Check each line of the listing below for the string "noise", and give only how many lines hold it.

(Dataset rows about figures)
↓

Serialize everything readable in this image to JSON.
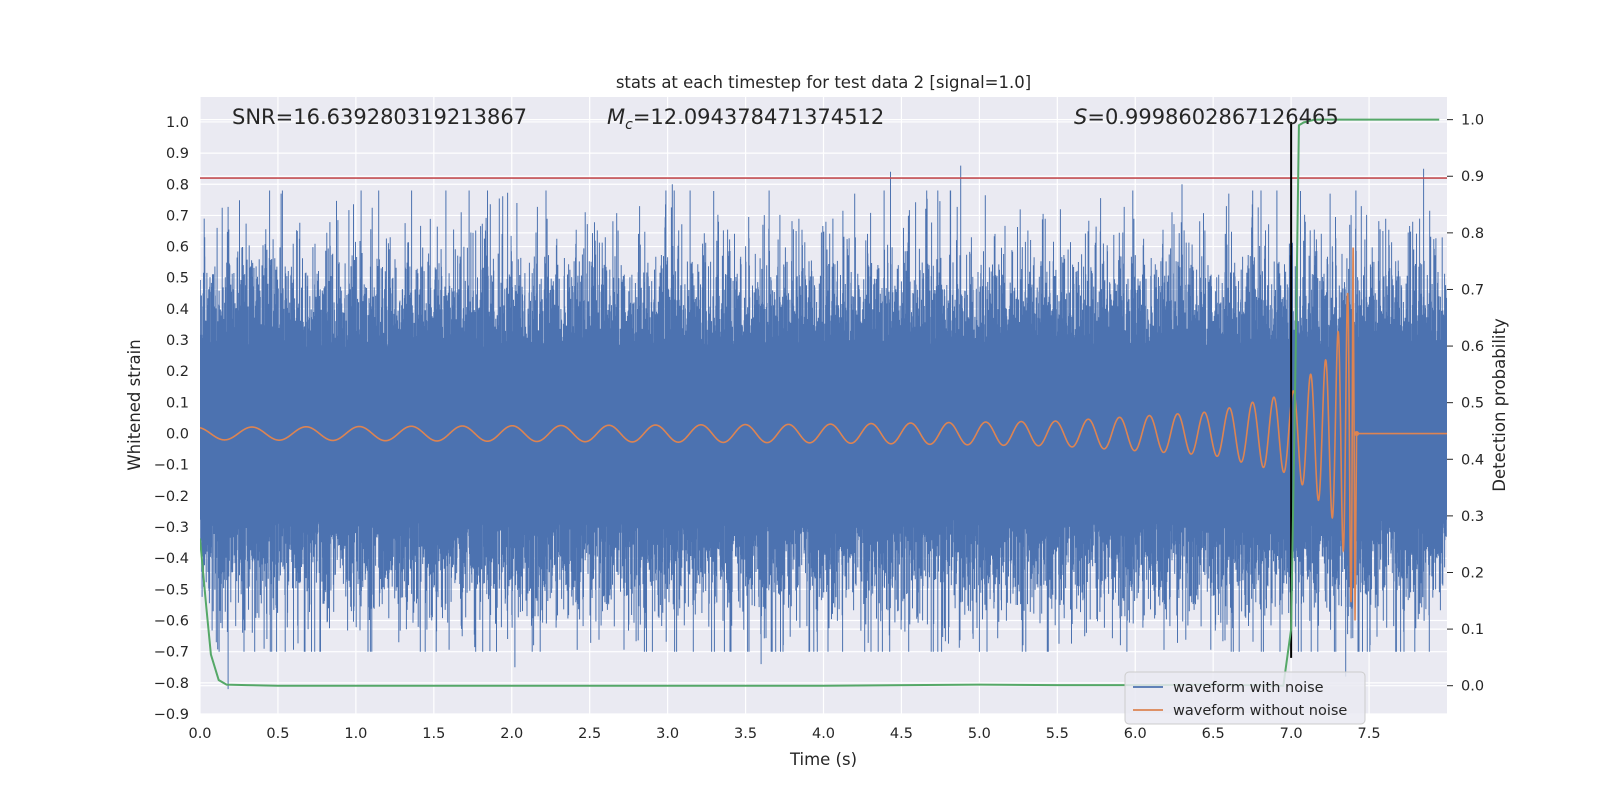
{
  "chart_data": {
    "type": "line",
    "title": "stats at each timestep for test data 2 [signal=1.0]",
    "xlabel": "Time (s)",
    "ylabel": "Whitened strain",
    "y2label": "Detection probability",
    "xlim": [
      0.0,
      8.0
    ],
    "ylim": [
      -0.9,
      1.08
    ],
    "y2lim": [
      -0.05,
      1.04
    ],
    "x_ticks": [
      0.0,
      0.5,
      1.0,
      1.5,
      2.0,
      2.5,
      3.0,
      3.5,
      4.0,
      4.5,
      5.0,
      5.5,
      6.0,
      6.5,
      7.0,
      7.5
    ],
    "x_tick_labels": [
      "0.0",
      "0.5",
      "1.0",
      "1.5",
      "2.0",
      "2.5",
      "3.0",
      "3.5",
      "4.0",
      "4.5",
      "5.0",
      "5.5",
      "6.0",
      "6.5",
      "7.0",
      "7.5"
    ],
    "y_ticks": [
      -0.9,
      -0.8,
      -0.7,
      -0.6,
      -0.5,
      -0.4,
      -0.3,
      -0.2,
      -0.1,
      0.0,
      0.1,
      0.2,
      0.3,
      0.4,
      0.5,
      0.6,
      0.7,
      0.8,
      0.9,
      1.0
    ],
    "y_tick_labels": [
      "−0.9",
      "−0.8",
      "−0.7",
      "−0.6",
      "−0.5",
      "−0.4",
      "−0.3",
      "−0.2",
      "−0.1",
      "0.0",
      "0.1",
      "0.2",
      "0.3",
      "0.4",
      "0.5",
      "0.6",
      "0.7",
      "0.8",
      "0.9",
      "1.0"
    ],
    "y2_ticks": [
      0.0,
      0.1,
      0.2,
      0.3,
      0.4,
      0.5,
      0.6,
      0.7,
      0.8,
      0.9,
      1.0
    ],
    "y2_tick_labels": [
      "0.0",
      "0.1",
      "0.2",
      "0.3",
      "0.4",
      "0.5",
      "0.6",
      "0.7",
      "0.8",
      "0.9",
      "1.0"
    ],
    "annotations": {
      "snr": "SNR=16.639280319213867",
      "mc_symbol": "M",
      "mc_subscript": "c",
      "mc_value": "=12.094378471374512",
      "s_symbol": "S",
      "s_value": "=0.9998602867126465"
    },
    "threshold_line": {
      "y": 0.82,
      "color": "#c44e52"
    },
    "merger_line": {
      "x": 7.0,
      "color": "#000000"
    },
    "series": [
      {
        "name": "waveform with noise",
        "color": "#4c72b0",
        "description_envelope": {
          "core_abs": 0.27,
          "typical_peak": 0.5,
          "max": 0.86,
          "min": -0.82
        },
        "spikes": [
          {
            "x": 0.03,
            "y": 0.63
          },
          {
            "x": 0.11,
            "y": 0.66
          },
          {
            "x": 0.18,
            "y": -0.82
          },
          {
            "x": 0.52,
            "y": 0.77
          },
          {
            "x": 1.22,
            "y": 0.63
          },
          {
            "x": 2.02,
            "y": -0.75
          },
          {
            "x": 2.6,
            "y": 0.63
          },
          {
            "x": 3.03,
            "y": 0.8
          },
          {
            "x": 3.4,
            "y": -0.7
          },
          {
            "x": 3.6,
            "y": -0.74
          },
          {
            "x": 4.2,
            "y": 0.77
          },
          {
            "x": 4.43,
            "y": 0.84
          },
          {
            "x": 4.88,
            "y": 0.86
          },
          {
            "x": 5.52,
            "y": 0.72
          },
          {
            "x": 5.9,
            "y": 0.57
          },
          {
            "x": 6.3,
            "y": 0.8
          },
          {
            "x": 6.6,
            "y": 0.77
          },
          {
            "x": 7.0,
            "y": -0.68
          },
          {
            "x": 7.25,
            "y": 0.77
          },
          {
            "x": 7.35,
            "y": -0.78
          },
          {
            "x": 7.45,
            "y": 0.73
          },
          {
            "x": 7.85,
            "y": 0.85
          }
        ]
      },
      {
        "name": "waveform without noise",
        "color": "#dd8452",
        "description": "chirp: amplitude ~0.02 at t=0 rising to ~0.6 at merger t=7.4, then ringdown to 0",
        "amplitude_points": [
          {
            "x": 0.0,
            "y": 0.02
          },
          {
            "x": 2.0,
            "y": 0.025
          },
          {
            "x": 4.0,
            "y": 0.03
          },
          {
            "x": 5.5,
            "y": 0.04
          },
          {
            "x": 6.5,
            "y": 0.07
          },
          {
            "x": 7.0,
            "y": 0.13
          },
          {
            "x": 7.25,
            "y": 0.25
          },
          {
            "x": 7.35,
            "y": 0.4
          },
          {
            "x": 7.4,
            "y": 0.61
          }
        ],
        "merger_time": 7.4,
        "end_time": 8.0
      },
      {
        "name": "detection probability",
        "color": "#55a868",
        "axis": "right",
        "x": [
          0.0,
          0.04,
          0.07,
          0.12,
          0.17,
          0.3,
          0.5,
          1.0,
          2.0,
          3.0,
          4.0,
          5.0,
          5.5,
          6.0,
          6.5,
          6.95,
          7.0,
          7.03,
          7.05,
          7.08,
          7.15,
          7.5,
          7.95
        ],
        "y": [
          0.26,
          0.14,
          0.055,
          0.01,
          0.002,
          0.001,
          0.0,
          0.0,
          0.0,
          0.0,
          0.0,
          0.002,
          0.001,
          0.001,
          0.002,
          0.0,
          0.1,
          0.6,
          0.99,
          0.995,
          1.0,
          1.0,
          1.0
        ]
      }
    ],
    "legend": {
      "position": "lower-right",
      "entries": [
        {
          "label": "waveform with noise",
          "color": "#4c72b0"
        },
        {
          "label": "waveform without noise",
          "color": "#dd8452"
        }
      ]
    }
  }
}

↑
↓

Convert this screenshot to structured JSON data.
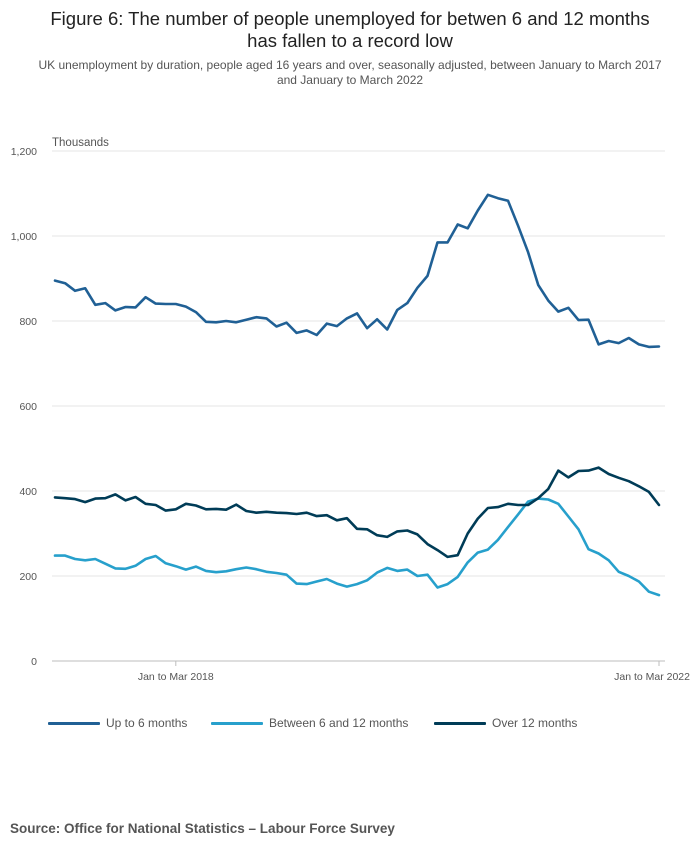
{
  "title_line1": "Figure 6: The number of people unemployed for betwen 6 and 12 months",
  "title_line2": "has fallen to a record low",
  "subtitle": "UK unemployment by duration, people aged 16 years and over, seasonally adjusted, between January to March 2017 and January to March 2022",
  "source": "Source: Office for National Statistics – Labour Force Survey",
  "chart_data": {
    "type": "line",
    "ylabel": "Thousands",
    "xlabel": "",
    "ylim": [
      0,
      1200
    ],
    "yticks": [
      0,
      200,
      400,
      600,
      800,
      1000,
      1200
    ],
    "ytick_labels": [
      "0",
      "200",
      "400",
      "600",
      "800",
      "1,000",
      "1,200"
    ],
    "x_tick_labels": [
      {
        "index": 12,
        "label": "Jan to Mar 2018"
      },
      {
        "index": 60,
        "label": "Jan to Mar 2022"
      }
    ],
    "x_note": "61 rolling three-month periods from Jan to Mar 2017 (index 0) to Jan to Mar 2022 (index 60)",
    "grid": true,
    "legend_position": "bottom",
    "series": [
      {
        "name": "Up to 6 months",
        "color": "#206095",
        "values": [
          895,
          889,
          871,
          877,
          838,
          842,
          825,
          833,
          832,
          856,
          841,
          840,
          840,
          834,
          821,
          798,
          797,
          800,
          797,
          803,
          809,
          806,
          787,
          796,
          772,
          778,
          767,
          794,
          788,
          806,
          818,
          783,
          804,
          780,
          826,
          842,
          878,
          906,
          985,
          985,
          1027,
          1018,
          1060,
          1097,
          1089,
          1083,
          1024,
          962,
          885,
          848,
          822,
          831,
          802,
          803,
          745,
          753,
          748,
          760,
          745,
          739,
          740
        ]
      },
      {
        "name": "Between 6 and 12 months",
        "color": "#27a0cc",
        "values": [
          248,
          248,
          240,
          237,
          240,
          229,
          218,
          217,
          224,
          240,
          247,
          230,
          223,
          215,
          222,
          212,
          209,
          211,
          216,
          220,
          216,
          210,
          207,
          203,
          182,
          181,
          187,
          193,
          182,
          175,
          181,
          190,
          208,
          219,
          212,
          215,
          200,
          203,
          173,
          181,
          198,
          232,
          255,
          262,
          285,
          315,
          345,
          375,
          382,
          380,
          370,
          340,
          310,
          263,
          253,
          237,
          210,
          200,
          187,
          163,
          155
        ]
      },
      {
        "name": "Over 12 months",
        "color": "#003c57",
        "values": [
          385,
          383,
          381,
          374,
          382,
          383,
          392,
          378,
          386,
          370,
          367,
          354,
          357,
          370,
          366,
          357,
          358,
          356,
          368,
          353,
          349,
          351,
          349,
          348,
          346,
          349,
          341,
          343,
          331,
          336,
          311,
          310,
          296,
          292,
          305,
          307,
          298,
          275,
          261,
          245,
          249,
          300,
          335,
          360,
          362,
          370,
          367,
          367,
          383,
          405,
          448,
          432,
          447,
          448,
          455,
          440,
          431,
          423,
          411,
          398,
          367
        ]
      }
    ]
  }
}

↑
↓

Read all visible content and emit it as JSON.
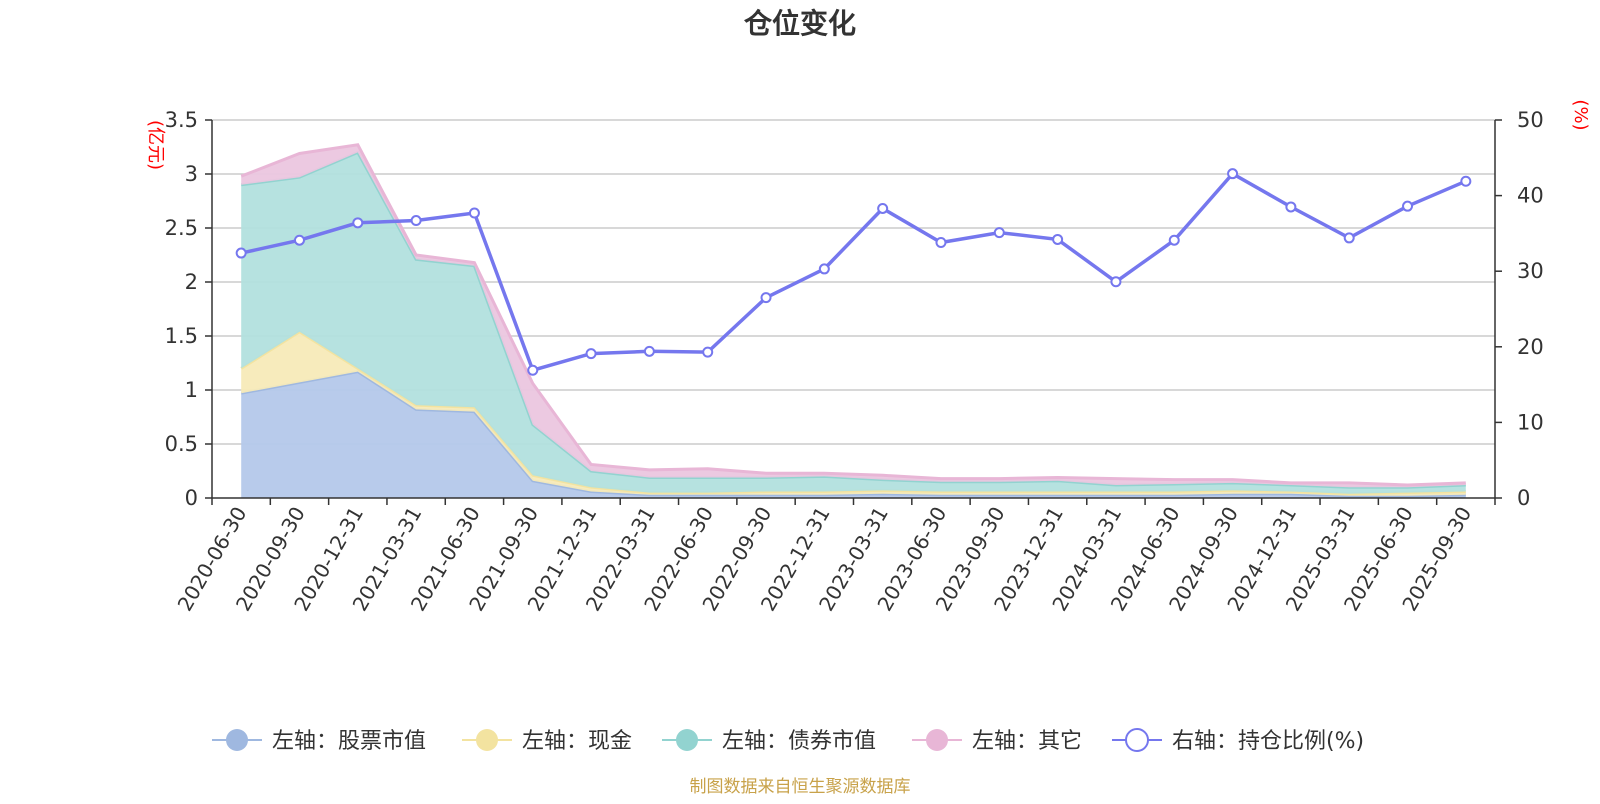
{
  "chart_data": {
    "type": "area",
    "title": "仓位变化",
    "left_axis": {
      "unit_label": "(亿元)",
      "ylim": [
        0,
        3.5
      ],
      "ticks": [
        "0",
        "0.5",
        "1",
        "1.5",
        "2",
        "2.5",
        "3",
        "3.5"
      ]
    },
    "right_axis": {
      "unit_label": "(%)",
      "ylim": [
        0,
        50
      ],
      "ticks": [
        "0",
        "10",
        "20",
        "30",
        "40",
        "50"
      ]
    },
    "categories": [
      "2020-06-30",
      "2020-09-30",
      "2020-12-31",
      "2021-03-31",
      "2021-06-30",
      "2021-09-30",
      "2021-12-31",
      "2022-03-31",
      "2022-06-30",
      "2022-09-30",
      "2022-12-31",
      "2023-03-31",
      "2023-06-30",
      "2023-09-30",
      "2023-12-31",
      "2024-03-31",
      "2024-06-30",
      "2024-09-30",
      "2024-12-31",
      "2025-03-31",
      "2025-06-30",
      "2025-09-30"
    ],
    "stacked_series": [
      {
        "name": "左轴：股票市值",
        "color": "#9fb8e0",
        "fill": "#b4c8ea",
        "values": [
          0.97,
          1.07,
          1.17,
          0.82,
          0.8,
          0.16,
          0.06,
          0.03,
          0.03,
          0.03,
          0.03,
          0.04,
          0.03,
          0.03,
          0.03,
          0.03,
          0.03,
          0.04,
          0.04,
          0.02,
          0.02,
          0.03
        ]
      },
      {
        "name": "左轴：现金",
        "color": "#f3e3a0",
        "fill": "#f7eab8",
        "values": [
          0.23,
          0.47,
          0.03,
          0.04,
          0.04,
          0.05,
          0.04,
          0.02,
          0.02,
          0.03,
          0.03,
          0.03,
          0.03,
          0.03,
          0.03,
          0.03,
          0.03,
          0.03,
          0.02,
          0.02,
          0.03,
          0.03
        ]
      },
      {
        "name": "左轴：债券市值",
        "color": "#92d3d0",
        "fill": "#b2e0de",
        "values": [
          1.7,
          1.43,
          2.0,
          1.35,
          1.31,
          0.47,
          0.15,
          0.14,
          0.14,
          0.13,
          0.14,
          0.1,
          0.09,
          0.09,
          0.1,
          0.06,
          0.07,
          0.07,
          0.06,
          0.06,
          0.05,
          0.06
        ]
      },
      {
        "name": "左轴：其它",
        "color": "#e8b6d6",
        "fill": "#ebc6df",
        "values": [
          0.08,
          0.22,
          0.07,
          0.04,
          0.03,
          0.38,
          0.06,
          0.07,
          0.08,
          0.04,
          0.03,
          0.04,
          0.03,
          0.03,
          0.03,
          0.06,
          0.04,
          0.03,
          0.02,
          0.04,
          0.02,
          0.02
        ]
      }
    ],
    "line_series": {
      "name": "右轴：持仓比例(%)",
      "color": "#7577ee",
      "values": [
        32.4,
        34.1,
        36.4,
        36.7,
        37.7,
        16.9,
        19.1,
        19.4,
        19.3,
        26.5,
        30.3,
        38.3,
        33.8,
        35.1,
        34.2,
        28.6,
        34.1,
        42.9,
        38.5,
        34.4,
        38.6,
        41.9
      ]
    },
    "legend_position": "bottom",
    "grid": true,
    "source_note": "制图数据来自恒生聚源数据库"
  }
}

↑

● **Finished answer**: 4